(Beginning of SUPPLIED PASSAGE)

Thursday, 13 March 2014

Galveston

So a few nights ago I was wandering around my home town, singing the theme from True Detective at the top of my lungs and wondering what the hell happened to my Batman pyjamas. An acoustic accompaniment surged up from the brickwork and echoed along the inky blackness of the Leeds/Liverpool like the ghosts of dead navvies playing for their souls. And then I woke up, lurid trouserware restored. You can't get away from Nic Pizzolatto's enthralling tv series even in the embrace of Morpheus. Having reached episode three, further research revealed the writer and brainchild behind the series had written a fairly well received novel. So here it is. It tells the story of Roy Cady or rather Roy tells his own story. He's a bagman for a New Orleans loan shark named Stan Ptitko. Roy gets a double life changing alarm call in the shape of lung cancer and an attempt to set him up for the big sleep by his own boss. What our unreliable narrator steers our gaze away from is just how bad a man Roy Cady is, his job description often going way beyond threats with menaces. Roy is very good at making other people dead. He survives his date with death, killing everyone at the double cross and along with the only other survivor, a young prostitute, the two of them hit the road.

(End of SUPPLIED PASSAGE)
(Beginning of STORED DATA)

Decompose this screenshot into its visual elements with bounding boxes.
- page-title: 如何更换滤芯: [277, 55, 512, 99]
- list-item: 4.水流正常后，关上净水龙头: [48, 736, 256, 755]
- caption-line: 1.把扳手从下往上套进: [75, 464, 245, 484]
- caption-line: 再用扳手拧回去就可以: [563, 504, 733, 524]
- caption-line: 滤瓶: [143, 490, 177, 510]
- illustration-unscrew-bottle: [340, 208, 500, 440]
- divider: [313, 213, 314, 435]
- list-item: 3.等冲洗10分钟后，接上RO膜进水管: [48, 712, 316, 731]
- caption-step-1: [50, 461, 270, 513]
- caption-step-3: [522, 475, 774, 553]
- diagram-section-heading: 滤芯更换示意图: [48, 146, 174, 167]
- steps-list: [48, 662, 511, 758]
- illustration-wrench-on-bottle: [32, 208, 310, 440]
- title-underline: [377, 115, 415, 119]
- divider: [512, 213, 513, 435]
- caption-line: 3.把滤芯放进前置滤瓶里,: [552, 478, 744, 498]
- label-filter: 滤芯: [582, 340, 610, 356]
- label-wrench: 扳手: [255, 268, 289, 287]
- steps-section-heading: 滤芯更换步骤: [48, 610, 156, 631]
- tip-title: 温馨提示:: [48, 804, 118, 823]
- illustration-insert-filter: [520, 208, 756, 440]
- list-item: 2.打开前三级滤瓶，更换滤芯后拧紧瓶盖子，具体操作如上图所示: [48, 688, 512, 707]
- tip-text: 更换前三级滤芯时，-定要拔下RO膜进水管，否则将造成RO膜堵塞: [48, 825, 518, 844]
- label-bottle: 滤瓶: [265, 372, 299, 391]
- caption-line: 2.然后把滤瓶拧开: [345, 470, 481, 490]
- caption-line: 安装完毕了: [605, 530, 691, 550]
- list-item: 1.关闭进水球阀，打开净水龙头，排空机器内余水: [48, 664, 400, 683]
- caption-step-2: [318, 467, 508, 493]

(End of STORED DATA)

### WORK INSTRUCTIONS
List every person's full name, with both first and last name, that appears in the Galveston review. Work only from the text above.

### ANSWER SPACE
Nic Pizzolatto
Roy Cady
Stan Ptitko